Short problem: Pull out every row containing the string "brand", matching case exactly.
━━ Input data
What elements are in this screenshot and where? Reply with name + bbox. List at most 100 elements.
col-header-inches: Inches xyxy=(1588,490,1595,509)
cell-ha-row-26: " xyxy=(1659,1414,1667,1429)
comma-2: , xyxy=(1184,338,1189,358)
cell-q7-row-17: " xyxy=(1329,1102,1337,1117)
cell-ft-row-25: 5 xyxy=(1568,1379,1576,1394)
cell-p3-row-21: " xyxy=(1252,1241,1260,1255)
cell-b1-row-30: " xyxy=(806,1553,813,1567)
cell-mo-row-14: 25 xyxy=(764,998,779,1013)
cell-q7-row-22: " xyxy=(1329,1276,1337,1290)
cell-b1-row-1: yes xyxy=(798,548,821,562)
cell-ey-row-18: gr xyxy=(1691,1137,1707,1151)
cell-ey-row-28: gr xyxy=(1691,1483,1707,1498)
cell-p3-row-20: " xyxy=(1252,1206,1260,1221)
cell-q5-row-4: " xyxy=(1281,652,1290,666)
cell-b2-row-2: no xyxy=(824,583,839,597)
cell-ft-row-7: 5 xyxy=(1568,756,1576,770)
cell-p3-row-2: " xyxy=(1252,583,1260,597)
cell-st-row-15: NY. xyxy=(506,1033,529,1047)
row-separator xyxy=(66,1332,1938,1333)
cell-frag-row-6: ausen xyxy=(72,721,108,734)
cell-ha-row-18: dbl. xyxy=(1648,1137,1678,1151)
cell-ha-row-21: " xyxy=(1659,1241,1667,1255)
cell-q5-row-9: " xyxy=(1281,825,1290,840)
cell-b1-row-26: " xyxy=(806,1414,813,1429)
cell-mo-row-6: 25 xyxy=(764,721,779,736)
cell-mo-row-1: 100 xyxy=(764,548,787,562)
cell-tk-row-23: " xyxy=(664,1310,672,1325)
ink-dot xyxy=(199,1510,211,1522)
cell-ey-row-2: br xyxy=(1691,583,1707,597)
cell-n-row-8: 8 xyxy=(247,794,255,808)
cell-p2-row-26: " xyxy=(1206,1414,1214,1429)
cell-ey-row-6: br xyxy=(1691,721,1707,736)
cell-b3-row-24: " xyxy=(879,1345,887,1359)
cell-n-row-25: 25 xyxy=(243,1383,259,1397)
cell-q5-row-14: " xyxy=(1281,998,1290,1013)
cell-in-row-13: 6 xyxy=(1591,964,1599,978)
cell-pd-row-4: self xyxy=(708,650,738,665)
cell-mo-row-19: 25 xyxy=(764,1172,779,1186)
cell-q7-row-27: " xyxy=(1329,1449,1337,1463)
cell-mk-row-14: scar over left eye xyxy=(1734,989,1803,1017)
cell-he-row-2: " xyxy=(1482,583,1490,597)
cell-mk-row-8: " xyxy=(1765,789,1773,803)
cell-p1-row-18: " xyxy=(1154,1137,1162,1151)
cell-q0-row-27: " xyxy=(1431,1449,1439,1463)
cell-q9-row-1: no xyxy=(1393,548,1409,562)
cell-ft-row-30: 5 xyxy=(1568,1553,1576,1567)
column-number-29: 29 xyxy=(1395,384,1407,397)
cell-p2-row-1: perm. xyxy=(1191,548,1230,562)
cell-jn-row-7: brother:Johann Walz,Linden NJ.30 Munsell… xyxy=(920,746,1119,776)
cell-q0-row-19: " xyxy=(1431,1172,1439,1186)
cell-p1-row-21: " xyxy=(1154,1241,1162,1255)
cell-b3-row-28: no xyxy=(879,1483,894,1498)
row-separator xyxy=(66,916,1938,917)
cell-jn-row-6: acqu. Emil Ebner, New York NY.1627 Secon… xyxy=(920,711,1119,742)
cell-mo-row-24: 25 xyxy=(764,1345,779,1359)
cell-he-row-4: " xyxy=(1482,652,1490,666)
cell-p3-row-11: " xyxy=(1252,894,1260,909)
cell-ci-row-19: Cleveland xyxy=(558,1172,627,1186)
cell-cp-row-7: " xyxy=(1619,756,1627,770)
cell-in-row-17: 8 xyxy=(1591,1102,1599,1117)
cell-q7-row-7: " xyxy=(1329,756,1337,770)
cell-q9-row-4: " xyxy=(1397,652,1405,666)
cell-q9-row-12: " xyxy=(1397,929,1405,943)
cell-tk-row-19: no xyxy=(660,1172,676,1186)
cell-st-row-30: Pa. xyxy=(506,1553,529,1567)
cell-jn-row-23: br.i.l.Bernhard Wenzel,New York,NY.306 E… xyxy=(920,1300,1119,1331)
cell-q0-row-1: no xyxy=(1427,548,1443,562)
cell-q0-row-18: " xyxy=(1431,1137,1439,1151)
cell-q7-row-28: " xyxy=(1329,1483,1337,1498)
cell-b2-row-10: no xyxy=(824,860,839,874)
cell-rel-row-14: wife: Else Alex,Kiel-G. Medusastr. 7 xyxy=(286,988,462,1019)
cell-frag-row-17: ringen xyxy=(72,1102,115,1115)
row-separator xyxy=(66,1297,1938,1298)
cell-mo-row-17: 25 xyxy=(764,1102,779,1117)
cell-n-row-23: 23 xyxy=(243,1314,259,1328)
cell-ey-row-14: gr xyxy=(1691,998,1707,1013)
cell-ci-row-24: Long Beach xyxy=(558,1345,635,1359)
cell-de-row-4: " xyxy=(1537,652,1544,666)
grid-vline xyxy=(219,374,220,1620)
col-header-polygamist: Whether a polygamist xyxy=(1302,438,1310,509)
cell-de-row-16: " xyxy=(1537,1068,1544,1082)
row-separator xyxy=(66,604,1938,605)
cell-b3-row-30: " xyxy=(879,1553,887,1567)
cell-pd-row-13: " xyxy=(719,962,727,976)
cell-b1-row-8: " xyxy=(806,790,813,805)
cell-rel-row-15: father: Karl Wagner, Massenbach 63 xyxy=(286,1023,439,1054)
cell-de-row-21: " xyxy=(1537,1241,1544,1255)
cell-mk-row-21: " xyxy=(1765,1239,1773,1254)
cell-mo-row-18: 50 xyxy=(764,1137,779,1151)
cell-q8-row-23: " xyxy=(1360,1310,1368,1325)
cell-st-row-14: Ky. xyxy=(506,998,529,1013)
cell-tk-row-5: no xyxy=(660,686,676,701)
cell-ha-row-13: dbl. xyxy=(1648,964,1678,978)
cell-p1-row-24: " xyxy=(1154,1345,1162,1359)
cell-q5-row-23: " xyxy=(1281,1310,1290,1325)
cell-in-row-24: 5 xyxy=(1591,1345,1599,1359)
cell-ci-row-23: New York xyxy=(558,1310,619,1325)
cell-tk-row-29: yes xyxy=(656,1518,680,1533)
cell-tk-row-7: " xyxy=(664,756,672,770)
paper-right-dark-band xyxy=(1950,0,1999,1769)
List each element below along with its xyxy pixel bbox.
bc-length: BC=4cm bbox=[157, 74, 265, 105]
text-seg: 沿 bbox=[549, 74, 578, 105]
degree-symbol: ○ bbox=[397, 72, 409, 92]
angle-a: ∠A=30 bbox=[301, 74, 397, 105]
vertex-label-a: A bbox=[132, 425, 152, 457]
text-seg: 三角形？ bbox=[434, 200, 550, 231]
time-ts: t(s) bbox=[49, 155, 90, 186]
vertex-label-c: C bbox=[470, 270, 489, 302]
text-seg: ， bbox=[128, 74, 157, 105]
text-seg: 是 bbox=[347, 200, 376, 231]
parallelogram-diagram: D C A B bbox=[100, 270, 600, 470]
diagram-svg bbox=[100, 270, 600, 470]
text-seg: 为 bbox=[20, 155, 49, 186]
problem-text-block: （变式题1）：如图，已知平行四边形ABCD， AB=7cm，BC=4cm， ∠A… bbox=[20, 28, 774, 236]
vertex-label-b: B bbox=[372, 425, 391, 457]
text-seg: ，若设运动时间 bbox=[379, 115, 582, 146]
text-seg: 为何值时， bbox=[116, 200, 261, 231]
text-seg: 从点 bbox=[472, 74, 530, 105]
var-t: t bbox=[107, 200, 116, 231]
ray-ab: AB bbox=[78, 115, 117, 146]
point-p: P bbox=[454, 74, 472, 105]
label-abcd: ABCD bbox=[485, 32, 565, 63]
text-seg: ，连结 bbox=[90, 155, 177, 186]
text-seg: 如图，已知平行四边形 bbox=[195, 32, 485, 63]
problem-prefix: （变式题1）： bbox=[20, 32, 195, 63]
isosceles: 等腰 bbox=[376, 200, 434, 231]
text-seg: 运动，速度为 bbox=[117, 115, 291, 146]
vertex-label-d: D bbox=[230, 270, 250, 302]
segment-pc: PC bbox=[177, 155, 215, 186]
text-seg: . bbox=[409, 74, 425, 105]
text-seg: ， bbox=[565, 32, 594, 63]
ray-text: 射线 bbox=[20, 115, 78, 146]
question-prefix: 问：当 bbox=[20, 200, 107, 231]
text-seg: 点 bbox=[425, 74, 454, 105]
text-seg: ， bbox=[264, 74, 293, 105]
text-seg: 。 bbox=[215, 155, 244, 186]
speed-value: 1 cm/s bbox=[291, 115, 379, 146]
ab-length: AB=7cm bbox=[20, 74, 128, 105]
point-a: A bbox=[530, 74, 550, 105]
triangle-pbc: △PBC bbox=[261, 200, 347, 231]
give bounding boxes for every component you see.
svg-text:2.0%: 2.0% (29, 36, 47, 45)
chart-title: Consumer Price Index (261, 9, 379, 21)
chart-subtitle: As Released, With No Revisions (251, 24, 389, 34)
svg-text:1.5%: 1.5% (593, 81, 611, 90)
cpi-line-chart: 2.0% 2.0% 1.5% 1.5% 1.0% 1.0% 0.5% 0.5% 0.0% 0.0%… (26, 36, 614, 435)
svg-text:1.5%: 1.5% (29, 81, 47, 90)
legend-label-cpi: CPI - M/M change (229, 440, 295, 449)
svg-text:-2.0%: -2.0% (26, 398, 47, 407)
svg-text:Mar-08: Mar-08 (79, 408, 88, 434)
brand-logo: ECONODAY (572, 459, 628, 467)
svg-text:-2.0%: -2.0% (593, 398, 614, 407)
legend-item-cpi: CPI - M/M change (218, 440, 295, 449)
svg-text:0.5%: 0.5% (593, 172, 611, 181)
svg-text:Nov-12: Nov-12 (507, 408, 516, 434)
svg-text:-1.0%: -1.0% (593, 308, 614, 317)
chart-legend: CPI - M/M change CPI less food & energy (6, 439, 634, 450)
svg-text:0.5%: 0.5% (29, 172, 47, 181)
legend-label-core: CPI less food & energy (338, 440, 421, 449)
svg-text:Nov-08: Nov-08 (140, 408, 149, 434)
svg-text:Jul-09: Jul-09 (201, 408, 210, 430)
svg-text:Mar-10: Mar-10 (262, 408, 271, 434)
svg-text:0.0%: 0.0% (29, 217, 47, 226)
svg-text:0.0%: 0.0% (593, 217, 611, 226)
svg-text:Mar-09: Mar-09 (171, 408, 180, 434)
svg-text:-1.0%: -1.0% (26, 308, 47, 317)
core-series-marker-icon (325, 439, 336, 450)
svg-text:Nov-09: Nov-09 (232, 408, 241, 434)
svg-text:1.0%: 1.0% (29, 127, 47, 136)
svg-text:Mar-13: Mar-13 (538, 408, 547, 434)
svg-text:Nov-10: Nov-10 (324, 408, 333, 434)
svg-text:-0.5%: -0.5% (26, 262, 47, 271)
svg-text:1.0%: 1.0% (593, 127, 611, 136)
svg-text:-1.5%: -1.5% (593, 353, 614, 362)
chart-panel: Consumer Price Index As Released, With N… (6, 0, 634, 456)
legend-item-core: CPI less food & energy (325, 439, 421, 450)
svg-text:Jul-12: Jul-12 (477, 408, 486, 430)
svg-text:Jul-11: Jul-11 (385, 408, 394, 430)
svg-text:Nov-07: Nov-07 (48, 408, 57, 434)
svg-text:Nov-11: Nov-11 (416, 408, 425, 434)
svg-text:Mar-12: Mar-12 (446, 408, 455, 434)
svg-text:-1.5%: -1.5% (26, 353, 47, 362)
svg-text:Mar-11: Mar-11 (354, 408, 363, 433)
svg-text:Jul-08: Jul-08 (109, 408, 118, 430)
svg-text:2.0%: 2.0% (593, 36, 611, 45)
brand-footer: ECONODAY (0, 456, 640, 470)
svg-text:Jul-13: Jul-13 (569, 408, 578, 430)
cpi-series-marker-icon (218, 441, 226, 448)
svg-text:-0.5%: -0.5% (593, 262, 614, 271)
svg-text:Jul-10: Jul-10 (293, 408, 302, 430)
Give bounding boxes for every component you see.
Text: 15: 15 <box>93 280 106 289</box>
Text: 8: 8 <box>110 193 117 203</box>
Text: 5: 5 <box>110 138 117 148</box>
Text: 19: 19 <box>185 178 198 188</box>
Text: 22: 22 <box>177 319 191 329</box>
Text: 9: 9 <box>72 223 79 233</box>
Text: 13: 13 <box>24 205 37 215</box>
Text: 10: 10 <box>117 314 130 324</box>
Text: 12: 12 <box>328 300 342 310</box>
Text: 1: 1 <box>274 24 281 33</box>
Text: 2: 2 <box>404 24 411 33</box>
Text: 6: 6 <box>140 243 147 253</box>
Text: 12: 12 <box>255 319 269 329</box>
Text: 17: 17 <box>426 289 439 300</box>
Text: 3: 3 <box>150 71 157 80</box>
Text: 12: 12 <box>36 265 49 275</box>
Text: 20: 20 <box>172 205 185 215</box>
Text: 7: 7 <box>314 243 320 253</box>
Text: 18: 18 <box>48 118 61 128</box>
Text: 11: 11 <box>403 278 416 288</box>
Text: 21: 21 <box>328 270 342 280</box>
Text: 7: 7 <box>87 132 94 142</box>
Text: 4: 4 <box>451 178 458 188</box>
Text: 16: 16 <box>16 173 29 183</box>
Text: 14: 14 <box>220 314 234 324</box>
━━━━
Finished exercise:
brand-logo: ECONODAY (572, 459, 628, 467)
brand-footer: ECONODAY (0, 456, 640, 470)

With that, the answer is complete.